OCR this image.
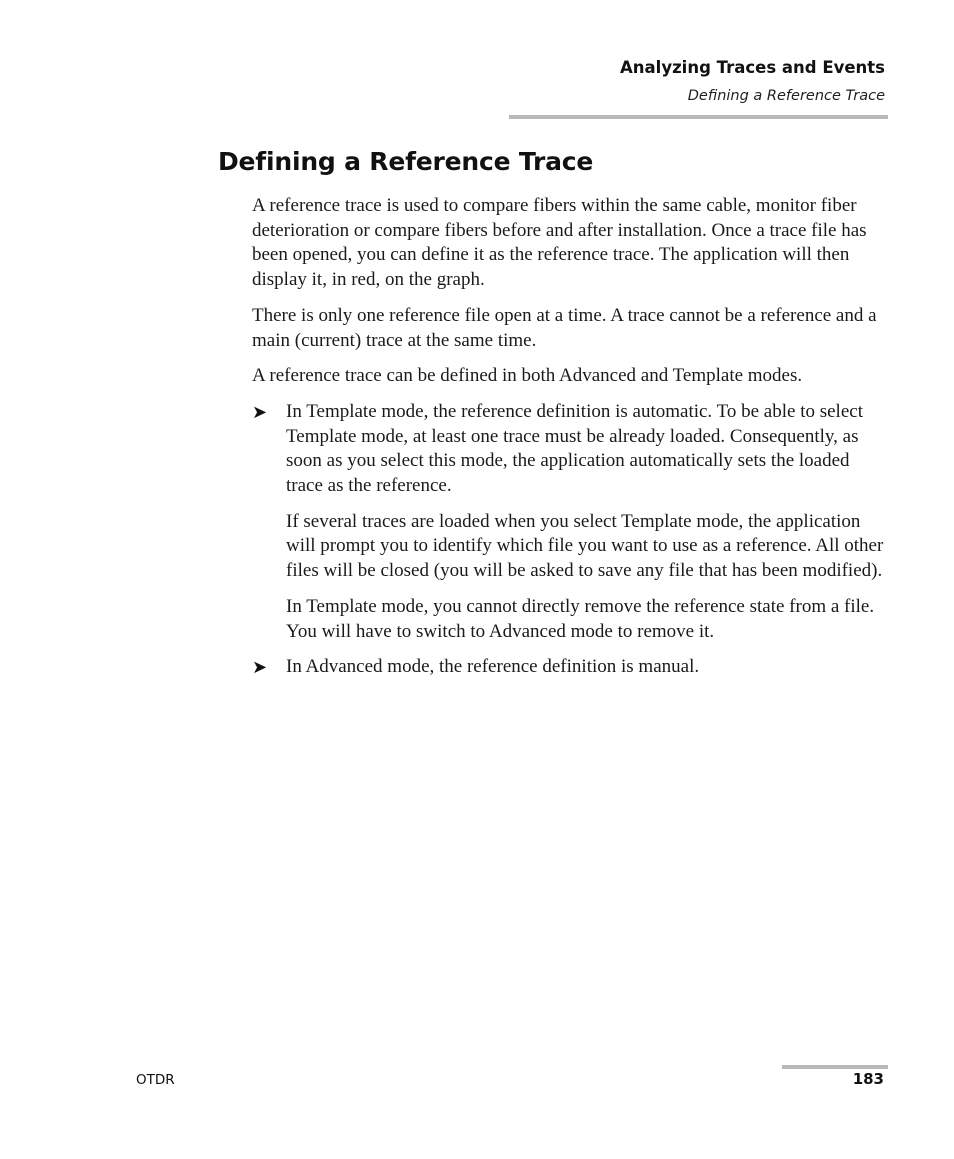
Analyzing Traces and Events
Defining a Reference Trace
Defining a Reference Trace

A reference trace is used to compare fibers within the same cable, monitor fiber deterioration or compare fibers before and after installation. Once a trace file has been opened, you can define it as the reference trace. The application will then display it, in red, on the graph.

There is only one reference file open at a time. A trace cannot be a reference and a main (current) trace at the same time.

A reference trace can be defined in both Advanced and Template modes.

➤ In Template mode, the reference definition is automatic. To be able to select Template mode, at least one trace must be already loaded. Consequently, as soon as you select this mode, the application automatically sets the loaded trace as the reference.

If several traces are loaded when you select Template mode, the application will prompt you to identify which file you want to use as a reference. All other files will be closed (you will be asked to save any file that has been modified).

In Template mode, you cannot directly remove the reference state from a file. You will have to switch to Advanced mode to remove it.

➤ In Advanced mode, the reference definition is manual.

OTDR	183
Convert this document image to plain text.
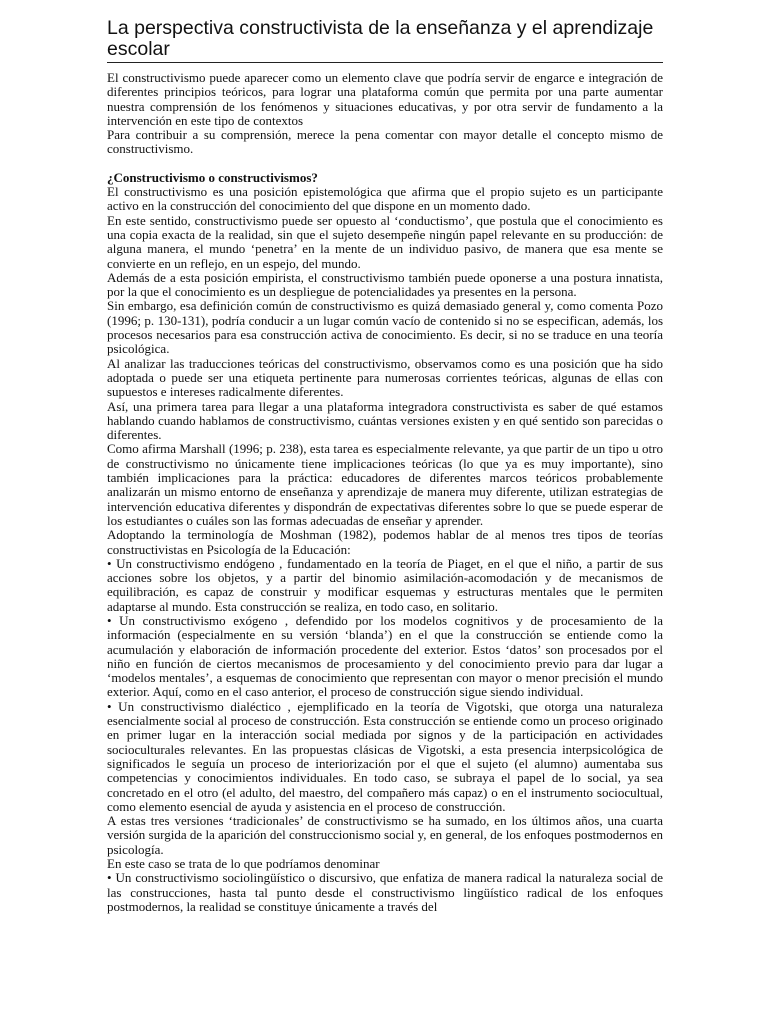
La perspectiva constructivista de la enseñanza y el aprendizaje escolar

El constructivismo puede aparecer como un elemento clave que podría servir de engarce e integración de diferentes principios teóricos, para lograr una plataforma común que permita por una parte aumentar nuestra comprensión de los fenómenos y situaciones educativas, y por otra servir de fundamento a la intervención en este tipo de contextos

Para contribuir a su comprensión, merece la pena comentar con mayor detalle el concepto mismo de constructivismo.

¿Constructivismo o constructivismos?

El constructivismo es una posición epistemológica que afirma que el propio sujeto es un participante activo en la construcción del conocimiento del que dispone en un momento dado.

En este sentido, constructivismo puede ser opuesto al ‘conductismo’, que postula que el conocimiento es una copia exacta de la realidad, sin que el sujeto desempeñe ningún papel relevante en su producción: de alguna manera, el mundo ‘penetra’ en la mente de un individuo pasivo, de manera que esa mente se convierte en un reflejo, en un espejo, del mundo.

Además de a esta posición empirista, el constructivismo también puede oponerse a una postura innatista, por la que el conocimiento es un despliegue de potencialidades ya presentes en la persona.

Sin embargo, esa definición común de constructivismo es quizá demasiado general y, como comenta Pozo (1996; p. 130-131), podría conducir a un lugar común vacío de contenido si no se especifican, además, los procesos necesarios para esa construcción activa de conocimiento. Es decir, si no se traduce en una teoría psicológica.

Al analizar las traducciones teóricas del constructivismo, observamos como es una posición que ha sido adoptada o puede ser una etiqueta pertinente para numerosas corrientes teóricas, algunas de ellas con supuestos e intereses radicalmente diferentes.

Así, una primera tarea para llegar a una plataforma integradora constructivista es saber de qué estamos hablando cuando hablamos de constructivismo, cuántas versiones existen y en qué sentido son parecidas o diferentes.

Como afirma Marshall (1996; p. 238), esta tarea es especialmente relevante, ya que partir de un tipo u otro de constructivismo no únicamente tiene implicaciones teóricas (lo que ya es muy importante), sino también implicaciones para la práctica: educadores de diferentes marcos teóricos probablemente analizarán un mismo entorno de enseñanza y aprendizaje de manera muy diferente, utilizan estrategias de intervención educativa diferentes y dispondrán de expectativas diferentes sobre lo que se puede esperar de los estudiantes o cuáles son las formas adecuadas de enseñar y aprender.

Adoptando la terminología de Moshman (1982), podemos hablar de al menos tres tipos de teorías constructivistas en Psicología de la Educación:

• Un constructivismo endógeno , fundamentado en la teoría de Piaget, en el que el niño, a partir de sus acciones sobre los objetos, y a partir del binomio asimilación-acomodación y de mecanismos de equilibración, es capaz de construir y modificar esquemas y estructuras mentales que le permiten adaptarse al mundo. Esta construcción se realiza, en todo caso, en solitario.

• Un constructivismo exógeno , defendido por los modelos cognitivos y de procesamiento de la información (especialmente en su versión ‘blanda’) en el que la construcción se entiende como la acumulación y elaboración de información procedente del exterior. Estos ‘datos’ son procesados por el niño en función de ciertos mecanismos de procesamiento y del conocimiento previo para dar lugar a ‘modelos mentales’, a esquemas de conocimiento que representan con mayor o menor precisión el mundo exterior. Aquí, como en el caso anterior, el proceso de construcción sigue siendo individual.

• Un constructivismo dialéctico , ejemplificado en la teoría de Vigotski, que otorga una naturaleza esencialmente social al proceso de construcción. Esta construcción se entiende como un proceso originado en primer lugar en la interacción social mediada por signos y de la participación en actividades socioculturales relevantes. En las propuestas clásicas de Vigotski, a esta presencia interpsicológica de significados le seguía un proceso de interiorización por el que el sujeto (el alumno) aumentaba sus competencias y conocimientos individuales. En todo caso, se subraya el papel de lo social, ya sea concretado en el otro (el adulto, del maestro, del compañero más capaz) o en el instrumento sociocultual, como elemento esencial de ayuda y asistencia en el proceso de construcción.

A estas tres versiones ‘tradicionales’ de constructivismo se ha sumado, en los últimos años, una cuarta versión surgida de la aparición del construccionismo social y, en general, de los enfoques postmodernos en psicología.

En este caso se trata de lo que podríamos denominar

• Un constructivismo sociolingüístico o discursivo, que enfatiza de manera radical la naturaleza social de las construcciones, hasta tal punto desde el constructivismo lingüístico radical de los enfoques postmodernos, la realidad se constituye únicamente a través del
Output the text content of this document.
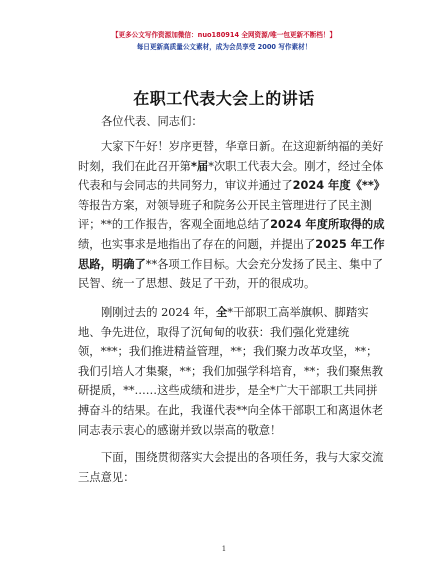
【更多公文写作资源加微信：nuo180914 全网资源/唯一包更新不断档！】
每日更新高质量公文素材，成为会员享受 2000 写作素材！
在职工代表大会上的讲话
各位代表、同志们：
大家下午好！岁序更替，华章日新。在这迎新纳福的美好
时刻，我们在此召开第*届*次职工代表大会。刚才，经过全体
代表和与会同志的共同努力，审议并通过了2024 年度《**》
等报告方案，对领导班子和院务公开民主管理进行了民主测
评；**的工作报告，客观全面地总结了2024 年度所取得的成
绩，也实事求是地指出了存在的问题，并提出了2025 年工作
思路，明确了**各项工作目标。大会充分发扬了民主、集中了
民智、统一了思想、鼓足了干劲，开的很成功。
刚刚过去的 2024 年，全*干部职工高举旗帜、脚踏实
地、争先进位，取得了沉甸甸的收获：我们强化党建统
领，***；我们推进精益管理，**；我们聚力改革攻坚，**；
我们引培人才集聚，**；我们加强学科培育，**；我们聚焦教
研提质，**……这些成绩和进步，是全*广大干部职工共同拼
搏奋斗的结果。在此，我谨代表**向全体干部职工和离退休老
同志表示衷心的感谢并致以崇高的敬意！
下面，围绕贯彻落实大会提出的各项任务，我与大家交流
三点意见：
1
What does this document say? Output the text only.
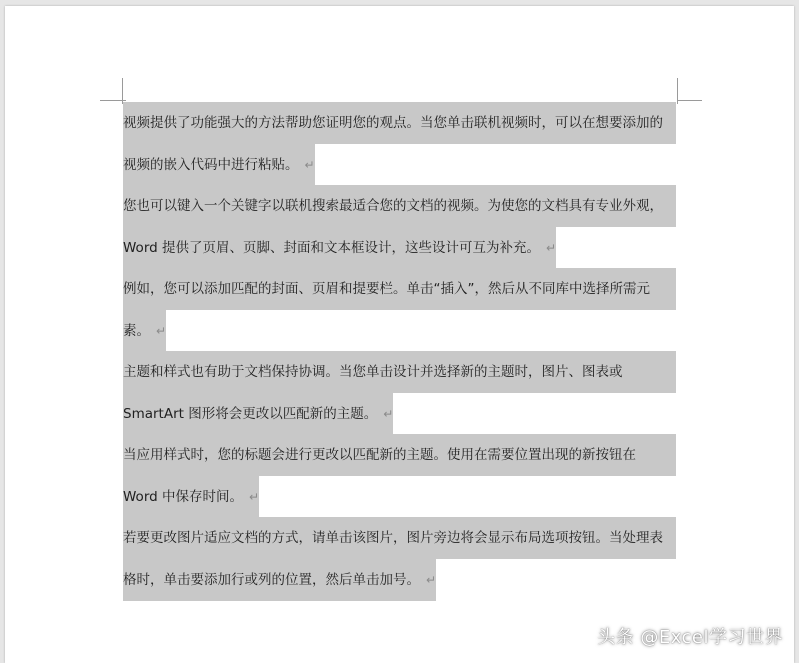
视频提供了功能强大的方法帮助您证明您的观点。当您单击联机视频时，可以在想要添加的
视频的嵌入代码中进行粘贴。 ↵
您也可以键入一个关键字以联机搜索最适合您的文档的视频。为使您的文档具有专业外观，
Word 提供了页眉、页脚、封面和文本框设计，这些设计可互为补充。 ↵
例如，您可以添加匹配的封面、页眉和提要栏。单击“插入”，然后从不同库中选择所需元
素。 ↵
主题和样式也有助于文档保持协调。当您单击设计并选择新的主题时，图片、图表或
SmartArt 图形将会更改以匹配新的主题。 ↵
当应用样式时，您的标题会进行更改以匹配新的主题。使用在需要位置出现的新按钮在
Word 中保存时间。 ↵
若要更改图片适应文档的方式，请单击该图片，图片旁边将会显示布局选项按钮。当处理表
格时，单击要添加行或列的位置，然后单击加号。 ↵
头条 @Excel学习世界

====

## PROMPT
Work out how many lines of the listing above include "Output". Answer with the number and nothing more.

## ANSWER TO THIS TASK
2